* [Challenge]:
Print the records below word for word, but leave out the pictures.

— Start of Given entries —

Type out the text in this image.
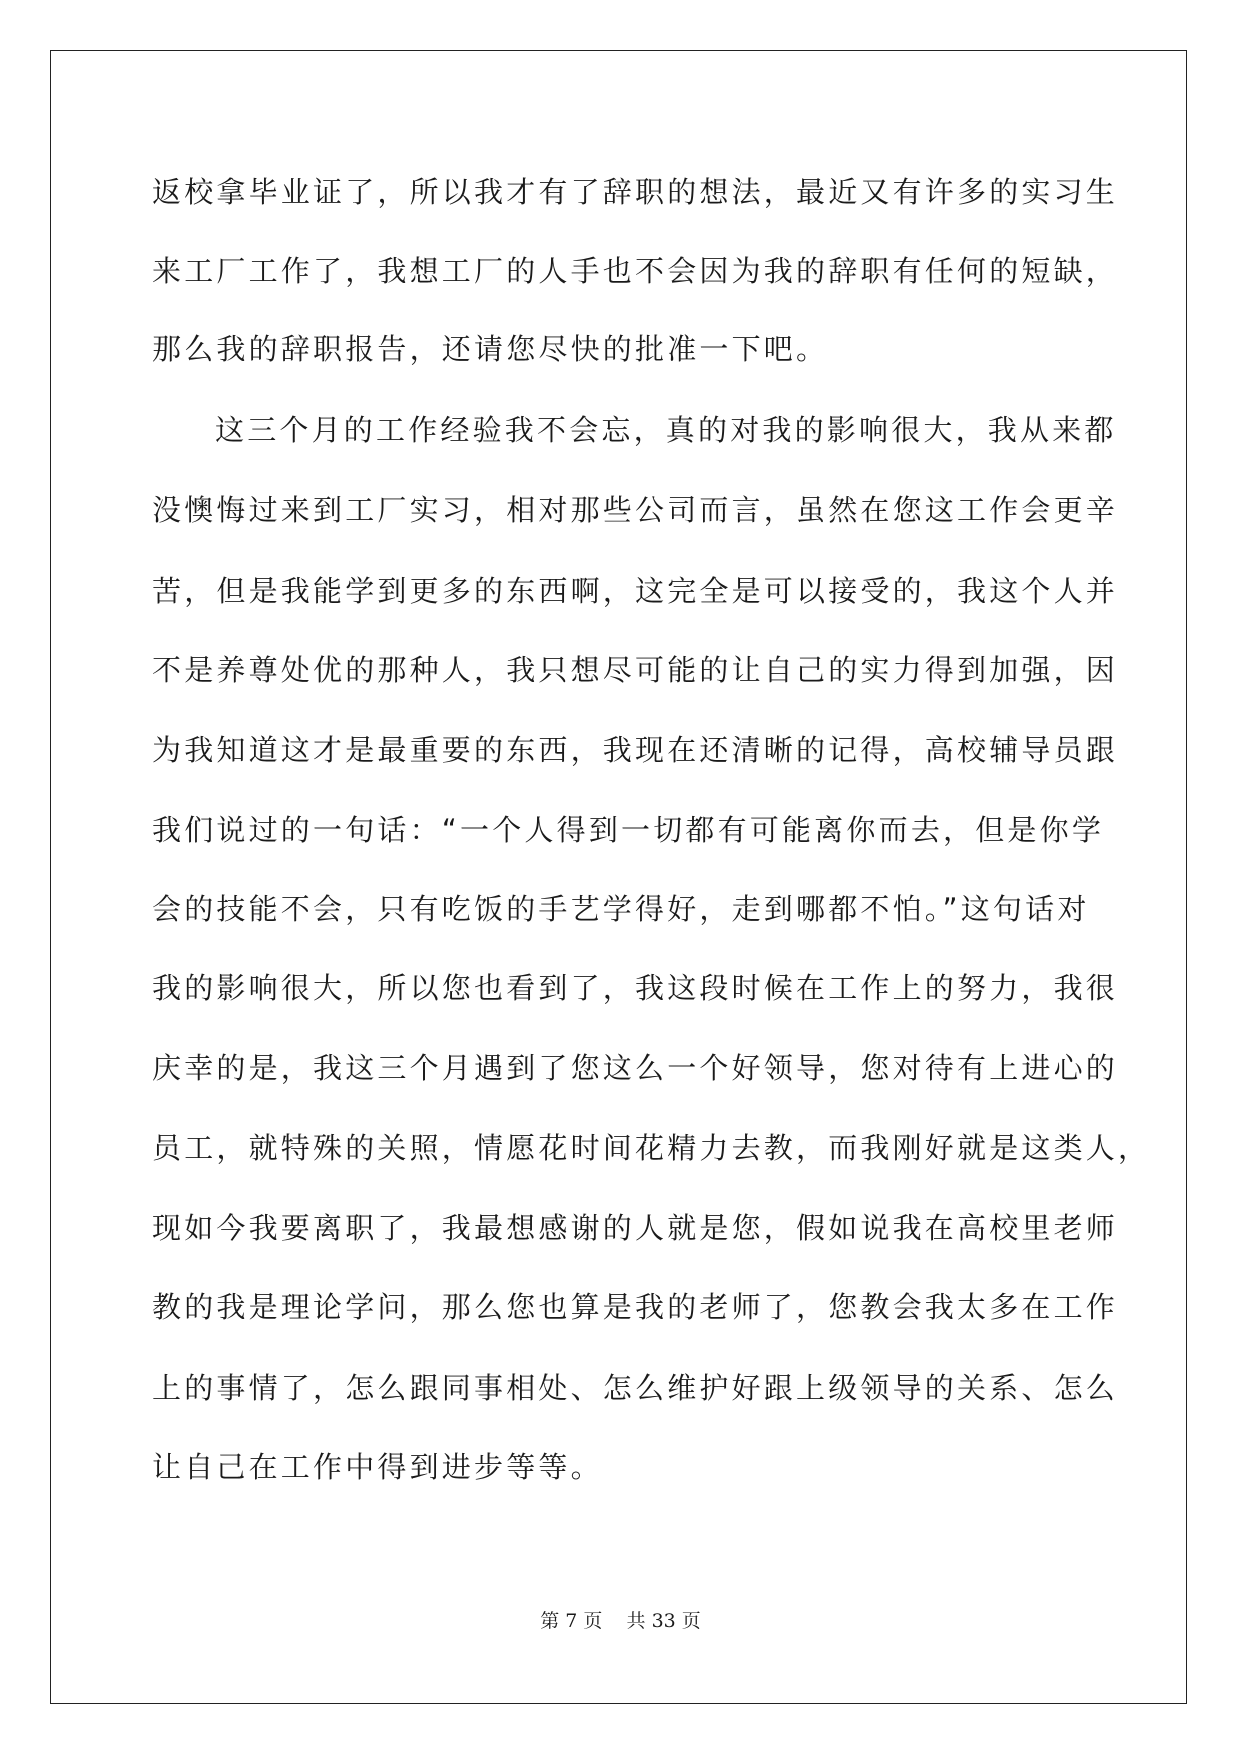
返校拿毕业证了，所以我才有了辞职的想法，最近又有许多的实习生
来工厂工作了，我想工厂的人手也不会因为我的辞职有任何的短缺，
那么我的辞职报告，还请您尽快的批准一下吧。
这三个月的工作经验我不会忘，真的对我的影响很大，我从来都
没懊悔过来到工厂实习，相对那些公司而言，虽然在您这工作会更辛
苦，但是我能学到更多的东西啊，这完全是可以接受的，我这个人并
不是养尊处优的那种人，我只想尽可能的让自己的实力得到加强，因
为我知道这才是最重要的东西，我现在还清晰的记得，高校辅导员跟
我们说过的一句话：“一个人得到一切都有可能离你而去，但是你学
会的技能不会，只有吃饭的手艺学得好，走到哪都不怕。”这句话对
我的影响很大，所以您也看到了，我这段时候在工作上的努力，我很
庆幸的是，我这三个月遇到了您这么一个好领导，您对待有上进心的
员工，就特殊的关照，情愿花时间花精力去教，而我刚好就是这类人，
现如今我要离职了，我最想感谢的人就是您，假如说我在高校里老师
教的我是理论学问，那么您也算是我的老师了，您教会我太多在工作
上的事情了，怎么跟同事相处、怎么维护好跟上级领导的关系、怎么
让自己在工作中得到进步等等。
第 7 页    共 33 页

— End of Given entries —

* [Solved problem]:
Type out the text in this image.
返校拿毕业证了，所以我才有了辞职的想法，最近又有许多的实习生
来工厂工作了，我想工厂的人手也不会因为我的辞职有任何的短缺，
那么我的辞职报告，还请您尽快的批准一下吧。
这三个月的工作经验我不会忘，真的对我的影响很大，我从来都
没懊悔过来到工厂实习，相对那些公司而言，虽然在您这工作会更辛
苦，但是我能学到更多的东西啊，这完全是可以接受的，我这个人并
不是养尊处优的那种人，我只想尽可能的让自己的实力得到加强，因
为我知道这才是最重要的东西，我现在还清晰的记得，高校辅导员跟
我们说过的一句话：“一个人得到一切都有可能离你而去，但是你学
会的技能不会，只有吃饭的手艺学得好，走到哪都不怕。”这句话对
我的影响很大，所以您也看到了，我这段时候在工作上的努力，我很
庆幸的是，我这三个月遇到了您这么一个好领导，您对待有上进心的
员工，就特殊的关照，情愿花时间花精力去教，而我刚好就是这类人，
现如今我要离职了，我最想感谢的人就是您，假如说我在高校里老师
教的我是理论学问，那么您也算是我的老师了，您教会我太多在工作
上的事情了，怎么跟同事相处、怎么维护好跟上级领导的关系、怎么
让自己在工作中得到进步等等。
第 7 页    共 33 页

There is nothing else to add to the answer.